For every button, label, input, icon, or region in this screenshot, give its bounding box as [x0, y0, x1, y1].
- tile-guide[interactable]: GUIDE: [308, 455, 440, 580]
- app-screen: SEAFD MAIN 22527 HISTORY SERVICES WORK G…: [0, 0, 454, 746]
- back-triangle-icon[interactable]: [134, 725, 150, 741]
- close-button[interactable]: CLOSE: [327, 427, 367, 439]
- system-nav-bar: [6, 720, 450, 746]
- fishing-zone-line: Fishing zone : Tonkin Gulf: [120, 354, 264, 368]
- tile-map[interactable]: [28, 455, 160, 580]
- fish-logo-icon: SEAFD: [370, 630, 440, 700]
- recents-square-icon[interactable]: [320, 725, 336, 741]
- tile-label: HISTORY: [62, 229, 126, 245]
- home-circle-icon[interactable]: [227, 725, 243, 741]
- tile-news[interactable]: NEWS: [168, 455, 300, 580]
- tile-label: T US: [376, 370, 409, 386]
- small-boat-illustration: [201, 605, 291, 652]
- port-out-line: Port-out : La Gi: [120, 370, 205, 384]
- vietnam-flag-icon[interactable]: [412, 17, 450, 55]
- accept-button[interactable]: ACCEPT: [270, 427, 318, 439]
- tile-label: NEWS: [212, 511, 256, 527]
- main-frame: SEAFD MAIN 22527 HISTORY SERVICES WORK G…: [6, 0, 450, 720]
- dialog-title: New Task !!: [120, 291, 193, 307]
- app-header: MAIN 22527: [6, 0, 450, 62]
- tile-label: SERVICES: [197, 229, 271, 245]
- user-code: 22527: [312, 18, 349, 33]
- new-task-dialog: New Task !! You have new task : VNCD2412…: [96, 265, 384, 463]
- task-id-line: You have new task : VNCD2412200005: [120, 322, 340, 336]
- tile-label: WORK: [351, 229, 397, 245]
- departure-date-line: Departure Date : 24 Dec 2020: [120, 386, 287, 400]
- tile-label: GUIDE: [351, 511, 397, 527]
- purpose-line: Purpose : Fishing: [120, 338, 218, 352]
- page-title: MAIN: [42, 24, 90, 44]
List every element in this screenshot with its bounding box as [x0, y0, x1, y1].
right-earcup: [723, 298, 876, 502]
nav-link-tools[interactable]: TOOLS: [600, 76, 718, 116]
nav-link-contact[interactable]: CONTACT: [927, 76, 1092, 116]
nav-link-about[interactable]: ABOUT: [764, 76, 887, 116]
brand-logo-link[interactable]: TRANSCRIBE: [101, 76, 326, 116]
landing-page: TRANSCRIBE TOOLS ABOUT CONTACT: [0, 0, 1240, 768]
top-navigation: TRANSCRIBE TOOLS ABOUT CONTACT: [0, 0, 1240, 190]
================
Copy out verbatim the stretch of data from its first line through the line containing "right-earcup: [723, 298, 876, 502]", both ends included.

> [RIGHT ANSWER]:
For every button, label, input, icon, or region in this screenshot, give its bounding box as [x0, y0, x1, y1].
- tile-guide[interactable]: GUIDE: [308, 455, 440, 580]
- app-screen: SEAFD MAIN 22527 HISTORY SERVICES WORK G…: [0, 0, 454, 746]
- back-triangle-icon[interactable]: [134, 725, 150, 741]
- close-button[interactable]: CLOSE: [327, 427, 367, 439]
- system-nav-bar: [6, 720, 450, 746]
- fishing-zone-line: Fishing zone : Tonkin Gulf: [120, 354, 264, 368]
- tile-map[interactable]: [28, 455, 160, 580]
- fish-logo-icon: SEAFD: [370, 630, 440, 700]
- recents-square-icon[interactable]: [320, 725, 336, 741]
- tile-label: HISTORY: [62, 229, 126, 245]
- home-circle-icon[interactable]: [227, 725, 243, 741]
- tile-news[interactable]: NEWS: [168, 455, 300, 580]
- tile-label: T US: [376, 370, 409, 386]
- small-boat-illustration: [201, 605, 291, 652]
- port-out-line: Port-out : La Gi: [120, 370, 205, 384]
- vietnam-flag-icon[interactable]: [412, 17, 450, 55]
- accept-button[interactable]: ACCEPT: [270, 427, 318, 439]
- tile-label: NEWS: [212, 511, 256, 527]
- main-frame: SEAFD MAIN 22527 HISTORY SERVICES WORK G…: [6, 0, 450, 720]
- dialog-title: New Task !!: [120, 291, 193, 307]
- app-header: MAIN 22527: [6, 0, 450, 62]
- tile-label: SERVICES: [197, 229, 271, 245]
- user-code: 22527: [312, 18, 349, 33]
- new-task-dialog: New Task !! You have new task : VNCD2412…: [96, 265, 384, 463]
- task-id-line: You have new task : VNCD2412200005: [120, 322, 340, 336]
- tile-label: WORK: [351, 229, 397, 245]
- departure-date-line: Departure Date : 24 Dec 2020: [120, 386, 287, 400]
- tile-label: GUIDE: [351, 511, 397, 527]
- purpose-line: Purpose : Fishing: [120, 338, 218, 352]
- page-title: MAIN: [42, 24, 90, 44]
List every element in this screenshot with its bounding box as [x0, y0, x1, y1].
right-earcup: [723, 298, 876, 502]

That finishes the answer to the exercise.